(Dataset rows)
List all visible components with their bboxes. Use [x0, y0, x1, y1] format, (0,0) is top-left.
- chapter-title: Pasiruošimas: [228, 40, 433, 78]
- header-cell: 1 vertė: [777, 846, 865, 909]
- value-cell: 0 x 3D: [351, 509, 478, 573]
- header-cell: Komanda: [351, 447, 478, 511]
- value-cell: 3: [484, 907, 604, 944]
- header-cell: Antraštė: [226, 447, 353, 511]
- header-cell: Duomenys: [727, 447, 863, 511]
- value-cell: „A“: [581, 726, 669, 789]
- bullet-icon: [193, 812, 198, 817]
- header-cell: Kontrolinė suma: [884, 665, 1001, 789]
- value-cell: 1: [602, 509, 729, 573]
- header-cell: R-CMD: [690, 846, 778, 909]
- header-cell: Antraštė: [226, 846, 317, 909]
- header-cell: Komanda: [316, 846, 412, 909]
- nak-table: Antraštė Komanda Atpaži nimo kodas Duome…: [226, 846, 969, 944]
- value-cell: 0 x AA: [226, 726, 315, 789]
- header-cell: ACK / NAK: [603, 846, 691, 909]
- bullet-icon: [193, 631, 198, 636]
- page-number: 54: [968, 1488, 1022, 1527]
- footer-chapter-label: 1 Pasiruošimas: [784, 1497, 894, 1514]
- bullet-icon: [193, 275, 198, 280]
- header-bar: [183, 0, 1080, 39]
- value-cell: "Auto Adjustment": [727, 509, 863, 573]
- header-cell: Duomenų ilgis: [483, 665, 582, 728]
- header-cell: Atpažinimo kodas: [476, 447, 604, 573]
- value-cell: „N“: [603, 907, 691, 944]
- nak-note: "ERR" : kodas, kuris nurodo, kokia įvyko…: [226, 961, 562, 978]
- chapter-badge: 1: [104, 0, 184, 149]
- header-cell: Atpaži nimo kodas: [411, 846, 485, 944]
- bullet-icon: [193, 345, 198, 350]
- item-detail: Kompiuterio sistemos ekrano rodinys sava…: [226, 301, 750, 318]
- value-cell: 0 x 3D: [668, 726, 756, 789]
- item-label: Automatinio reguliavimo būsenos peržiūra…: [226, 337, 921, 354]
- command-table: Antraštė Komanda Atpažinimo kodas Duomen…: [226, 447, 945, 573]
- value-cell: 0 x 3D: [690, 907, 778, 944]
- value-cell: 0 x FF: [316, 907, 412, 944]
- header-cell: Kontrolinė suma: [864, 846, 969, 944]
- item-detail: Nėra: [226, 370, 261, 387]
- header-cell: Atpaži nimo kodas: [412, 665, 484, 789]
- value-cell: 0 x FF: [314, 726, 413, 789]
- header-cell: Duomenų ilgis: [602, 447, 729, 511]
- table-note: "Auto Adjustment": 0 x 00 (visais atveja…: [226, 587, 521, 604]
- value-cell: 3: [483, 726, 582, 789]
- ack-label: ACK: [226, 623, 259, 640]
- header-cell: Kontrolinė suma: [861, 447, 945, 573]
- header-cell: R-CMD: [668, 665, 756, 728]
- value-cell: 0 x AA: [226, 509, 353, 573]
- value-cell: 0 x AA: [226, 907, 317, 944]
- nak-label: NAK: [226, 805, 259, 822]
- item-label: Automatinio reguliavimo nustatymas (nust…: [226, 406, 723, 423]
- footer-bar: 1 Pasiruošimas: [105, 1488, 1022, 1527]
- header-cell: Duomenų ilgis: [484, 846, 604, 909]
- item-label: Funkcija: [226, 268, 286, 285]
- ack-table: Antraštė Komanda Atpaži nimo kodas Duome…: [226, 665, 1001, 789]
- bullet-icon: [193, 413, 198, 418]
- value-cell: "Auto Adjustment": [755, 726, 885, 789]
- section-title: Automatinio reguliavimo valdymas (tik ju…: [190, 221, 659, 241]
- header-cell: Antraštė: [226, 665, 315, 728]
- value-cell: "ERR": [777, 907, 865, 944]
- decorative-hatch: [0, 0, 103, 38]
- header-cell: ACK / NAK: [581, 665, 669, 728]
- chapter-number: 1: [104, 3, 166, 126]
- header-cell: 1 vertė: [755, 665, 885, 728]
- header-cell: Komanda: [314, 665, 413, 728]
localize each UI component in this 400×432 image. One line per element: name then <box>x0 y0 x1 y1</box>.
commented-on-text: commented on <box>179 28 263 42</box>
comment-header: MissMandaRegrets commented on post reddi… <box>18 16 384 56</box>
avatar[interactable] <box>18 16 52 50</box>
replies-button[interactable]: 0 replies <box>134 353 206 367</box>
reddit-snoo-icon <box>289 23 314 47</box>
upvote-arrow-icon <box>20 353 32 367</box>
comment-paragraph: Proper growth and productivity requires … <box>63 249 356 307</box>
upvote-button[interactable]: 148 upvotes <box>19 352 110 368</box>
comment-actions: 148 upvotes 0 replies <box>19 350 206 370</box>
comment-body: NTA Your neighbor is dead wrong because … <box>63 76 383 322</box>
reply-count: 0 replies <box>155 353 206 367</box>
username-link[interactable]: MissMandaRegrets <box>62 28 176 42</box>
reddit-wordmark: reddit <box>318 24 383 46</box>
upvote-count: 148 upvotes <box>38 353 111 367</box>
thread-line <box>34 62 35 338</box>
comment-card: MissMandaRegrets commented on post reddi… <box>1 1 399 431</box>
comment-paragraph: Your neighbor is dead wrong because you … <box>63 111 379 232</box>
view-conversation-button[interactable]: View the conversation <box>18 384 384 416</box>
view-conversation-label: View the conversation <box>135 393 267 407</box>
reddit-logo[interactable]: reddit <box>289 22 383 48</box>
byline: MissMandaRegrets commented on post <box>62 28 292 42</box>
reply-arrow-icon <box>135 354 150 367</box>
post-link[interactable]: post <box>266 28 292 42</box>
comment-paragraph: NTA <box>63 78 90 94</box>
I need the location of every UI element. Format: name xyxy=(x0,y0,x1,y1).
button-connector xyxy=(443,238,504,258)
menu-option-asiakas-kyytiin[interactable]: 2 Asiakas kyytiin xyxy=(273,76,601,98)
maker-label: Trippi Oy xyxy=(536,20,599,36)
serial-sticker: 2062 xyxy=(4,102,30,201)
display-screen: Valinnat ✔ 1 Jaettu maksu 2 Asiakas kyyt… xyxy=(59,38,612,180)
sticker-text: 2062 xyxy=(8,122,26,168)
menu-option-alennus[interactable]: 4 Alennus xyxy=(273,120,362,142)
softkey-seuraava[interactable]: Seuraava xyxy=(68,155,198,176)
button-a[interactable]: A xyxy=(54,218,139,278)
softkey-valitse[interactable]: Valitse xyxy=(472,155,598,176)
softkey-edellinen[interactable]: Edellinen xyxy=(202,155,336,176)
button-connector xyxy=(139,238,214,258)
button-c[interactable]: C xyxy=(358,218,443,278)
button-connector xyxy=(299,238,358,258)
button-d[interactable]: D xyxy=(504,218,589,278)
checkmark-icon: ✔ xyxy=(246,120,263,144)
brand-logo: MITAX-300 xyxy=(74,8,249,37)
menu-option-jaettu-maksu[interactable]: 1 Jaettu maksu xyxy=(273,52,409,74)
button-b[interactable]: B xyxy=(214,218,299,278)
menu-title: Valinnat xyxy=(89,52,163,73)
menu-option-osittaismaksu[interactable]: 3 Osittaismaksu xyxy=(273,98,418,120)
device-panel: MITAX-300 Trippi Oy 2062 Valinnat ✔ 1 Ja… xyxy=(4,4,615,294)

_WHAT IS BEING ASKED_
Copy every line of the listing above without any changes.

_FULL RESPONSE_
List all visible components with their bboxes. Use [x0, y0, x1, y1] format, (0,0) is top-left.
- chapter-title: Pasiruošimas: [228, 40, 433, 78]
- header-cell: 1 vertė: [777, 846, 865, 909]
- value-cell: 0 x 3D: [351, 509, 478, 573]
- header-cell: Komanda: [351, 447, 478, 511]
- value-cell: 3: [484, 907, 604, 944]
- header-cell: Antraštė: [226, 447, 353, 511]
- header-cell: Duomenys: [727, 447, 863, 511]
- value-cell: „A“: [581, 726, 669, 789]
- bullet-icon: [193, 812, 198, 817]
- header-cell: Kontrolinė suma: [884, 665, 1001, 789]
- value-cell: 1: [602, 509, 729, 573]
- header-cell: R-CMD: [690, 846, 778, 909]
- header-cell: Antraštė: [226, 846, 317, 909]
- header-cell: Komanda: [316, 846, 412, 909]
- nak-table: Antraštė Komanda Atpaži nimo kodas Duome…: [226, 846, 969, 944]
- value-cell: 0 x AA: [226, 726, 315, 789]
- header-cell: ACK / NAK: [603, 846, 691, 909]
- bullet-icon: [193, 631, 198, 636]
- page-number: 54: [968, 1488, 1022, 1527]
- footer-chapter-label: 1 Pasiruošimas: [784, 1497, 894, 1514]
- bullet-icon: [193, 275, 198, 280]
- header-bar: [183, 0, 1080, 39]
- value-cell: "Auto Adjustment": [727, 509, 863, 573]
- header-cell: Duomenų ilgis: [483, 665, 582, 728]
- header-cell: Atpažinimo kodas: [476, 447, 604, 573]
- value-cell: „N“: [603, 907, 691, 944]
- nak-note: "ERR" : kodas, kuris nurodo, kokia įvyko…: [226, 961, 562, 978]
- chapter-badge: 1: [104, 0, 184, 149]
- header-cell: Atpaži nimo kodas: [411, 846, 485, 944]
- bullet-icon: [193, 345, 198, 350]
- item-detail: Kompiuterio sistemos ekrano rodinys sava…: [226, 301, 750, 318]
- value-cell: 0 x 3D: [668, 726, 756, 789]
- item-label: Automatinio reguliavimo būsenos peržiūra…: [226, 337, 921, 354]
- command-table: Antraštė Komanda Atpažinimo kodas Duomen…: [226, 447, 945, 573]
- value-cell: 0 x 3D: [690, 907, 778, 944]
- value-cell: 0 x FF: [316, 907, 412, 944]
- header-cell: Kontrolinė suma: [864, 846, 969, 944]
- item-detail: Nėra: [226, 370, 261, 387]
- header-cell: Atpaži nimo kodas: [412, 665, 484, 789]
- value-cell: 0 x FF: [314, 726, 413, 789]
- header-cell: Duomenų ilgis: [602, 447, 729, 511]
- table-note: "Auto Adjustment": 0 x 00 (visais atveja…: [226, 587, 521, 604]
- value-cell: 3: [483, 726, 582, 789]
- ack-label: ACK: [226, 623, 259, 640]
- header-cell: Kontrolinė suma: [861, 447, 945, 573]
- header-cell: R-CMD: [668, 665, 756, 728]
- value-cell: 0 x AA: [226, 509, 353, 573]
- value-cell: 0 x AA: [226, 907, 317, 944]
- nak-label: NAK: [226, 805, 259, 822]
- item-label: Automatinio reguliavimo nustatymas (nust…: [226, 406, 723, 423]
- footer-bar: 1 Pasiruošimas: [105, 1488, 1022, 1527]
- header-cell: Duomenų ilgis: [484, 846, 604, 909]
- item-label: Funkcija: [226, 268, 286, 285]
- ack-table: Antraštė Komanda Atpaži nimo kodas Duome…: [226, 665, 1001, 789]
- bullet-icon: [193, 413, 198, 418]
- value-cell: "Auto Adjustment": [755, 726, 885, 789]
- section-title: Automatinio reguliavimo valdymas (tik ju…: [190, 221, 659, 241]
- header-cell: Antraštė: [226, 665, 315, 728]
- value-cell: "ERR": [777, 907, 865, 944]
- decorative-hatch: [0, 0, 103, 38]
- header-cell: ACK / NAK: [581, 665, 669, 728]
- chapter-number: 1: [104, 3, 166, 126]
- header-cell: 1 vertė: [755, 665, 885, 728]
- header-cell: Komanda: [314, 665, 413, 728]
localize each UI component in this 400×432 image. One line per element: name then <box>x0 y0 x1 y1</box>.
commented-on-text: commented on <box>179 28 263 42</box>
comment-header: MissMandaRegrets commented on post reddi… <box>18 16 384 56</box>
avatar[interactable] <box>18 16 52 50</box>
replies-button[interactable]: 0 replies <box>134 353 206 367</box>
reddit-snoo-icon <box>289 23 314 47</box>
upvote-arrow-icon <box>20 353 32 367</box>
comment-paragraph: Proper growth and productivity requires … <box>63 249 356 307</box>
upvote-button[interactable]: 148 upvotes <box>19 352 110 368</box>
comment-actions: 148 upvotes 0 replies <box>19 350 206 370</box>
comment-body: NTA Your neighbor is dead wrong because … <box>63 76 383 322</box>
reply-count: 0 replies <box>155 353 206 367</box>
username-link[interactable]: MissMandaRegrets <box>62 28 176 42</box>
reddit-wordmark: reddit <box>318 24 383 46</box>
upvote-count: 148 upvotes <box>38 353 111 367</box>
thread-line <box>34 62 35 338</box>
comment-card: MissMandaRegrets commented on post reddi… <box>1 1 399 431</box>
comment-paragraph: Your neighbor is dead wrong because you … <box>63 111 379 232</box>
view-conversation-button[interactable]: View the conversation <box>18 384 384 416</box>
view-conversation-label: View the conversation <box>135 393 267 407</box>
reddit-logo[interactable]: reddit <box>289 22 383 48</box>
byline: MissMandaRegrets commented on post <box>62 28 292 42</box>
reply-arrow-icon <box>135 354 150 367</box>
post-link[interactable]: post <box>266 28 292 42</box>
comment-paragraph: NTA <box>63 78 90 94</box>
I need the location of every UI element. Format: name xyxy=(x0,y0,x1,y1).
button-connector xyxy=(443,238,504,258)
menu-option-asiakas-kyytiin[interactable]: 2 Asiakas kyytiin xyxy=(273,76,601,98)
maker-label: Trippi Oy xyxy=(536,20,599,36)
serial-sticker: 2062 xyxy=(4,102,30,201)
display-screen: Valinnat ✔ 1 Jaettu maksu 2 Asiakas kyyt… xyxy=(59,38,612,180)
sticker-text: 2062 xyxy=(8,122,26,168)
menu-option-alennus[interactable]: 4 Alennus xyxy=(273,120,362,142)
softkey-seuraava[interactable]: Seuraava xyxy=(68,155,198,176)
button-a[interactable]: A xyxy=(54,218,139,278)
softkey-valitse[interactable]: Valitse xyxy=(472,155,598,176)
softkey-edellinen[interactable]: Edellinen xyxy=(202,155,336,176)
button-connector xyxy=(139,238,214,258)
button-c[interactable]: C xyxy=(358,218,443,278)
button-connector xyxy=(299,238,358,258)
button-d[interactable]: D xyxy=(504,218,589,278)
checkmark-icon: ✔ xyxy=(246,120,263,144)
brand-logo: MITAX-300 xyxy=(74,8,249,37)
menu-option-jaettu-maksu[interactable]: 1 Jaettu maksu xyxy=(273,52,409,74)
button-b[interactable]: B xyxy=(214,218,299,278)
menu-title: Valinnat xyxy=(89,52,163,73)
menu-option-osittaismaksu[interactable]: 3 Osittaismaksu xyxy=(273,98,418,120)
device-panel: MITAX-300 Trippi Oy 2062 Valinnat ✔ 1 Ja… xyxy=(4,4,615,294)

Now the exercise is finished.